::: Records to use :::
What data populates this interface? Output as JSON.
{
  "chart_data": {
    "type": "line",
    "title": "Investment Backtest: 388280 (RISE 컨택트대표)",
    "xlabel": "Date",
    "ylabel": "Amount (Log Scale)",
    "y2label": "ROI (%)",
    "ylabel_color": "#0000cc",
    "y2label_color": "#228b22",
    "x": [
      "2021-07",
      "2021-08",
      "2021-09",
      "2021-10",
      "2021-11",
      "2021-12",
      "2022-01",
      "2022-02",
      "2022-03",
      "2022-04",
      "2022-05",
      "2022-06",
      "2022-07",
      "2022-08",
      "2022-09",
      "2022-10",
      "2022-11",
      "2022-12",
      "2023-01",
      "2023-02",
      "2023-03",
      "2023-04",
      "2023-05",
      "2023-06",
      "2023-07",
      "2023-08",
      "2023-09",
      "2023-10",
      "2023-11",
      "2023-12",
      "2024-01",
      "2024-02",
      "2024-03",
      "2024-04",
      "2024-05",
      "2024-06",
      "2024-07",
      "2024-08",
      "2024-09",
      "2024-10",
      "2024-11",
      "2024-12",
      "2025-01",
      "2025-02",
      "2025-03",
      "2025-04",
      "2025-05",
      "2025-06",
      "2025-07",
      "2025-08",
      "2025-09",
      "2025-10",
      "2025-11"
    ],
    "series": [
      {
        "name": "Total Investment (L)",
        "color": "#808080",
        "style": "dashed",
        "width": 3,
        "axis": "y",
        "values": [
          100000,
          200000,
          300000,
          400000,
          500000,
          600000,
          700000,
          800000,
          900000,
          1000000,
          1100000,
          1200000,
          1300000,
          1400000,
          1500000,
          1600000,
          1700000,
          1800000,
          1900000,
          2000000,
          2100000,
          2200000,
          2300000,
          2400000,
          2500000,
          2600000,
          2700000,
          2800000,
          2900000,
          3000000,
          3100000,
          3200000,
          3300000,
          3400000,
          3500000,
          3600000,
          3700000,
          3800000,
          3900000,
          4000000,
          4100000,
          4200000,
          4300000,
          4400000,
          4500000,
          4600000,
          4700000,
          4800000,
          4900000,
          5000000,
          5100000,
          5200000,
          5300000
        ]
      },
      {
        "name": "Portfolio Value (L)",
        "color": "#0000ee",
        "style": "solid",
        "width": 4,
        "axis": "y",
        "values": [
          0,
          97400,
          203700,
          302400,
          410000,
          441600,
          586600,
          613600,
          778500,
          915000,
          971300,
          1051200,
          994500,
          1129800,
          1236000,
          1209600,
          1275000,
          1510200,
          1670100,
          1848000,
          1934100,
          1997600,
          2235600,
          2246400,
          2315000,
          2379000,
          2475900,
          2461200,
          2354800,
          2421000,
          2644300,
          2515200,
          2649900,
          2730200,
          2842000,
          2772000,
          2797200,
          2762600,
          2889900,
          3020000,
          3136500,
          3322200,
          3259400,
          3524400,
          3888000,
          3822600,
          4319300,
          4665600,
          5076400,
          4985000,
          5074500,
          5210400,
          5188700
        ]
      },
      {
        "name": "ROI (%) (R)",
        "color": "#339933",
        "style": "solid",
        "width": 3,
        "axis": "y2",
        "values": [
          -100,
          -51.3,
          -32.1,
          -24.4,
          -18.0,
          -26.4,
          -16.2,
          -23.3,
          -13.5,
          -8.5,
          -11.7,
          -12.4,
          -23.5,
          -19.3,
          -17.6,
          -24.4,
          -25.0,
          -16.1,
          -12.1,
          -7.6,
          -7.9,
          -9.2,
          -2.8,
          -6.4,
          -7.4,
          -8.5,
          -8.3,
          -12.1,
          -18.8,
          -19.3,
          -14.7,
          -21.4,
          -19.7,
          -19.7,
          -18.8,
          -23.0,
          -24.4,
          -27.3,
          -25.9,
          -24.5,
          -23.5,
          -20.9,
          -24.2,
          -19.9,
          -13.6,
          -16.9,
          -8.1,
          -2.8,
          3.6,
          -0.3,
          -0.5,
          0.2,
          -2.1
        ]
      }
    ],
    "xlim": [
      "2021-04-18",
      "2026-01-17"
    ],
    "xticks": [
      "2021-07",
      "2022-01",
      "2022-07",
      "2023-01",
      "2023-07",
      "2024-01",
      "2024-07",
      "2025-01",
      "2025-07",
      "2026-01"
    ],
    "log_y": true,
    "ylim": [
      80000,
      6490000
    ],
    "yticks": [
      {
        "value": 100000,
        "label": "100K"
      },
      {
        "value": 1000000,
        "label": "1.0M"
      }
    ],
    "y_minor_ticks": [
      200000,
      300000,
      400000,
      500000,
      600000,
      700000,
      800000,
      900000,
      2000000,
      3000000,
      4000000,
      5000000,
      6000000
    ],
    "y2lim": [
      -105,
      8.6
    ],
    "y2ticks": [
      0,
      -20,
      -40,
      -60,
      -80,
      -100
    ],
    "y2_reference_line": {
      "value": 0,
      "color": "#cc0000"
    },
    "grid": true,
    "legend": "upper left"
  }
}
:::
▶ **Task goal**: Copy the data above exactly. Every line must be included.

▶ **The result**:
What data populates this interface? Output as JSON.
{
  "chart_data": {
    "type": "line",
    "title": "Investment Backtest: 388280 (RISE 컨택트대표)",
    "xlabel": "Date",
    "ylabel": "Amount (Log Scale)",
    "y2label": "ROI (%)",
    "ylabel_color": "#0000cc",
    "y2label_color": "#228b22",
    "x": [
      "2021-07",
      "2021-08",
      "2021-09",
      "2021-10",
      "2021-11",
      "2021-12",
      "2022-01",
      "2022-02",
      "2022-03",
      "2022-04",
      "2022-05",
      "2022-06",
      "2022-07",
      "2022-08",
      "2022-09",
      "2022-10",
      "2022-11",
      "2022-12",
      "2023-01",
      "2023-02",
      "2023-03",
      "2023-04",
      "2023-05",
      "2023-06",
      "2023-07",
      "2023-08",
      "2023-09",
      "2023-10",
      "2023-11",
      "2023-12",
      "2024-01",
      "2024-02",
      "2024-03",
      "2024-04",
      "2024-05",
      "2024-06",
      "2024-07",
      "2024-08",
      "2024-09",
      "2024-10",
      "2024-11",
      "2024-12",
      "2025-01",
      "2025-02",
      "2025-03",
      "2025-04",
      "2025-05",
      "2025-06",
      "2025-07",
      "2025-08",
      "2025-09",
      "2025-10",
      "2025-11"
    ],
    "series": [
      {
        "name": "Total Investment (L)",
        "color": "#808080",
        "style": "dashed",
        "width": 3,
        "axis": "y",
        "values": [
          100000,
          200000,
          300000,
          400000,
          500000,
          600000,
          700000,
          800000,
          900000,
          1000000,
          1100000,
          1200000,
          1300000,
          1400000,
          1500000,
          1600000,
          1700000,
          1800000,
          1900000,
          2000000,
          2100000,
          2200000,
          2300000,
          2400000,
          2500000,
          2600000,
          2700000,
          2800000,
          2900000,
          3000000,
          3100000,
          3200000,
          3300000,
          3400000,
          3500000,
          3600000,
          3700000,
          3800000,
          3900000,
          4000000,
          4100000,
          4200000,
          4300000,
          4400000,
          4500000,
          4600000,
          4700000,
          4800000,
          4900000,
          5000000,
          5100000,
          5200000,
          5300000
        ]
      },
      {
        "name": "Portfolio Value (L)",
        "color": "#0000ee",
        "style": "solid",
        "width": 4,
        "axis": "y",
        "values": [
          0,
          97400,
          203700,
          302400,
          410000,
          441600,
          586600,
          613600,
          778500,
          915000,
          971300,
          1051200,
          994500,
          1129800,
          1236000,
          1209600,
          1275000,
          1510200,
          1670100,
          1848000,
          1934100,
          1997600,
          2235600,
          2246400,
          2315000,
          2379000,
          2475900,
          2461200,
          2354800,
          2421000,
          2644300,
          2515200,
          2649900,
          2730200,
          2842000,
          2772000,
          2797200,
          2762600,
          2889900,
          3020000,
          3136500,
          3322200,
          3259400,
          3524400,
          3888000,
          3822600,
          4319300,
          4665600,
          5076400,
          4985000,
          5074500,
          5210400,
          5188700
        ]
      },
      {
        "name": "ROI (%) (R)",
        "color": "#339933",
        "style": "solid",
        "width": 3,
        "axis": "y2",
        "values": [
          -100,
          -51.3,
          -32.1,
          -24.4,
          -18.0,
          -26.4,
          -16.2,
          -23.3,
          -13.5,
          -8.5,
          -11.7,
          -12.4,
          -23.5,
          -19.3,
          -17.6,
          -24.4,
          -25.0,
          -16.1,
          -12.1,
          -7.6,
          -7.9,
          -9.2,
          -2.8,
          -6.4,
          -7.4,
          -8.5,
          -8.3,
          -12.1,
          -18.8,
          -19.3,
          -14.7,
          -21.4,
          -19.7,
          -19.7,
          -18.8,
          -23.0,
          -24.4,
          -27.3,
          -25.9,
          -24.5,
          -23.5,
          -20.9,
          -24.2,
          -19.9,
          -13.6,
          -16.9,
          -8.1,
          -2.8,
          3.6,
          -0.3,
          -0.5,
          0.2,
          -2.1
        ]
      }
    ],
    "xlim": [
      "2021-04-18",
      "2026-01-17"
    ],
    "xticks": [
      "2021-07",
      "2022-01",
      "2022-07",
      "2023-01",
      "2023-07",
      "2024-01",
      "2024-07",
      "2025-01",
      "2025-07",
      "2026-01"
    ],
    "log_y": true,
    "ylim": [
      80000,
      6490000
    ],
    "yticks": [
      {
        "value": 100000,
        "label": "100K"
      },
      {
        "value": 1000000,
        "label": "1.0M"
      }
    ],
    "y_minor_ticks": [
      200000,
      300000,
      400000,
      500000,
      600000,
      700000,
      800000,
      900000,
      2000000,
      3000000,
      4000000,
      5000000,
      6000000
    ],
    "y2lim": [
      -105,
      8.6
    ],
    "y2ticks": [
      0,
      -20,
      -40,
      -60,
      -80,
      -100
    ],
    "y2_reference_line": {
      "value": 0,
      "color": "#cc0000"
    },
    "grid": true,
    "legend": "upper left"
  }
}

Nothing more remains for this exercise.